Zestaw zadań –
[A] Wymień wszystkich zawodników, którzy według tekstu o zawodach FMX weszli do finałowej rozgrywki.
[B] Kto zajął pierwsze miejsce pierwszego dnia zmagań w Trójmieście według tekstu o zawodach FMX?
[C] Proszę dopisać dalszy ciąg tekstu o zawodach FMX, zaczynając po jego ostatnim zdaniu.

Tekst źródłowy –
╔══

Nocne skoki na motocyklu

Energetyczne show, najlepsi zawodnicy FMX na świecie wykonujących ekstremalne tricki i aż dwóch reprezentantów Polski sprawiły, że Ergo Arena odleciała! Mowa oczywiście o 10. rundzie Mistrzostw Świata we Freestyle Motocrossie FIM - Night of the Jumps.

Walka o podium pierwszego dnia zmagań w Trójmieście była bardzo zacięta. Ostatecznie pierwsze miejsce zajął Remi Bizouard przed Javierem Villegas i Bricem Izzo.

Niesamowite kombinacje Backflipa

Polacy: Michał Daciuk i, zdobywca Pucharu Polski FMX Skillz Up Cup, Artur Puzio mogą mówić o udanym debiucie w Mistrzostwach Świata. Artur zakończył swój przejazd nawet mini Backflipem! Po naszych reprezentantach przyszła kolej na stałych bywalców zawodów Night of the Jumps.

Riderzy czarowali publiczność regularnymi trickami i niesamowitymi kombinacjami Backflipa.

W walce o finał liczyło się wszystko i każdy najmniejszy błąd kosztował bardzo dużo. Do finałowej rozgrywki weszli: David Rinaldo, Brice Izzo, Petr Pilat, Maikel Melero, Javier Villegas i Remi Bizouard.

╚══

Dane –
╔══

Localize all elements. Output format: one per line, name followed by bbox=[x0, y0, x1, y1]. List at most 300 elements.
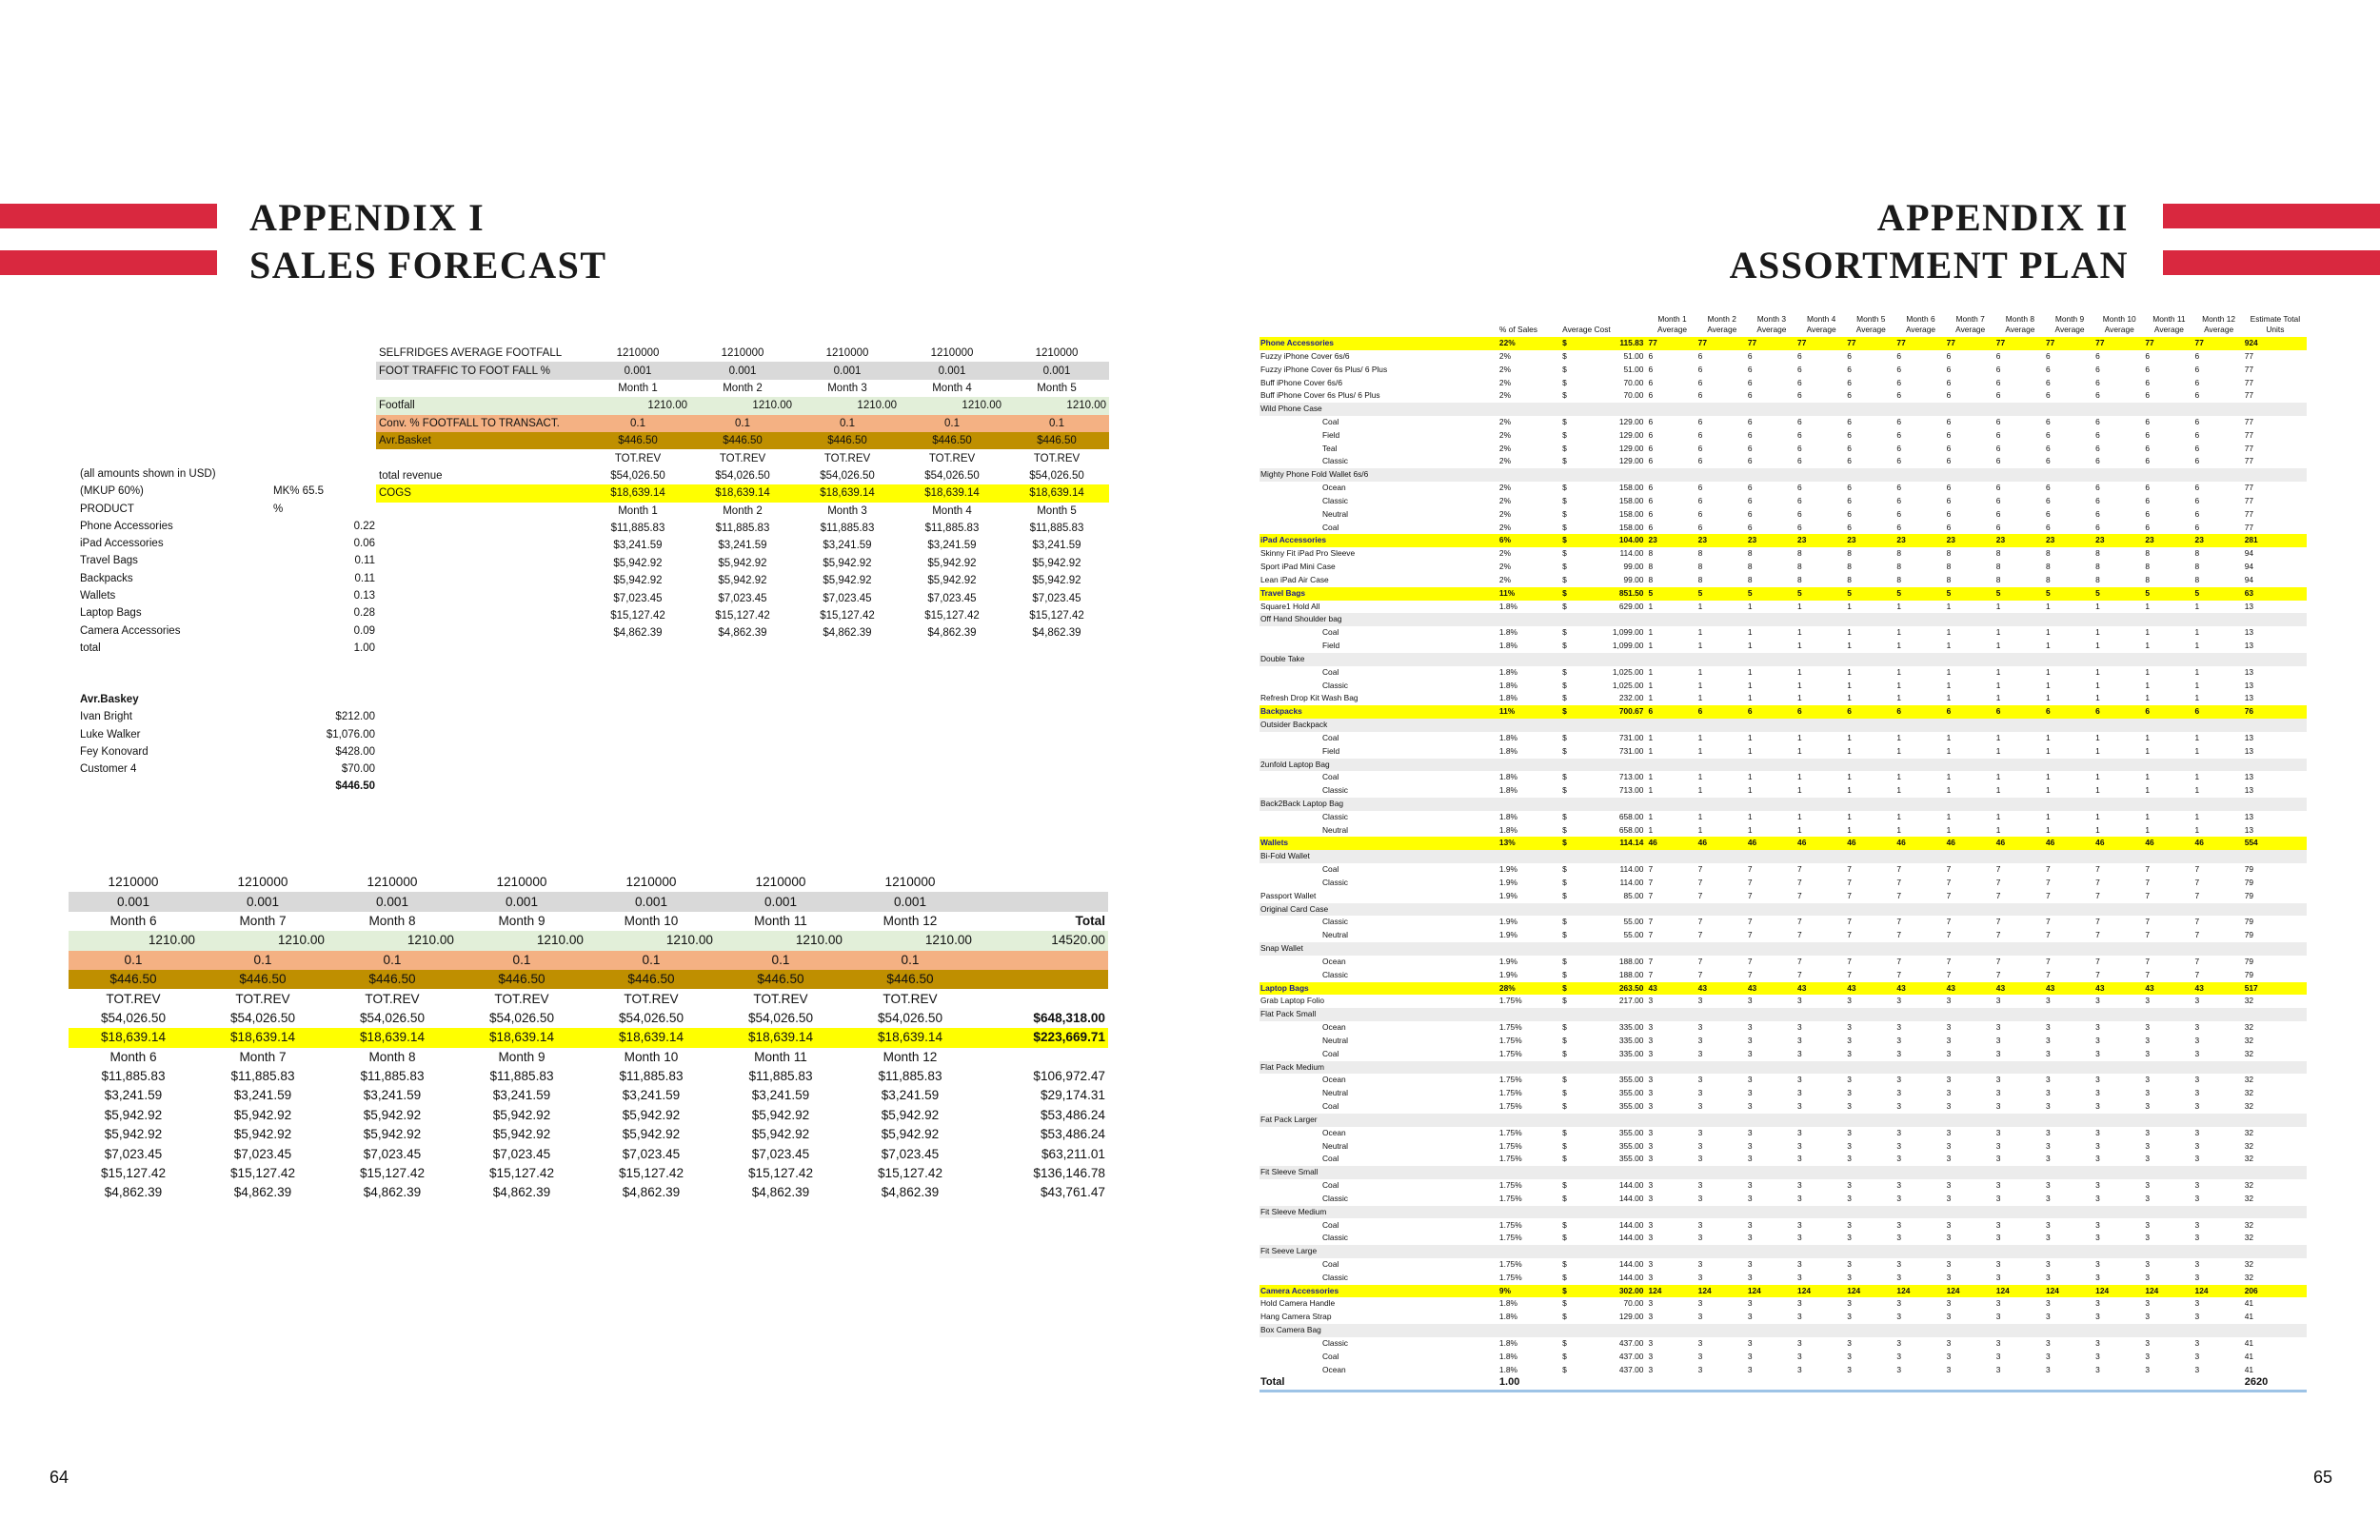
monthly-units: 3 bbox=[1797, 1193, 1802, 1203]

╚══

Udzielone odpowiedzi –
[A] David Rinaldo, Brice Izzo, Petr Pilat, Maikel Melero, Javier Villegas, Remi Bizouard

[B] Remi Bizouard.

[C]
Race&Style

Po eliminacjach FMX rozegrany został konkurs otoMoto Race&Style. Zasad tej niezwykle widowiskowej dyscypliny zaprezentowała zdobywczyni pierwszego Pucharu Polski kobiet w Motocrossie - Joanna Miller, która także startuje w Mistrzostwach Świata w Motocrossie. Konkurencję wygrał Massimo Bianconcini, który wygrał finałowy wyścig z Bricem Izzo. Bardzo dobrze zaprezentował się też debiutujący Artur Puzio.

W przerwie zawodów publiczność mogła podziwiać występ najmłodszych adeptów Motocrossu, którzy szkoleni są przez Mirosława Kowalskiego, dzięki wsparciu firmy Cobra Motocykle. Następnie na scenie zaprezentował się znany z drugiej edycji programu Must Be The Music zespół PLAN.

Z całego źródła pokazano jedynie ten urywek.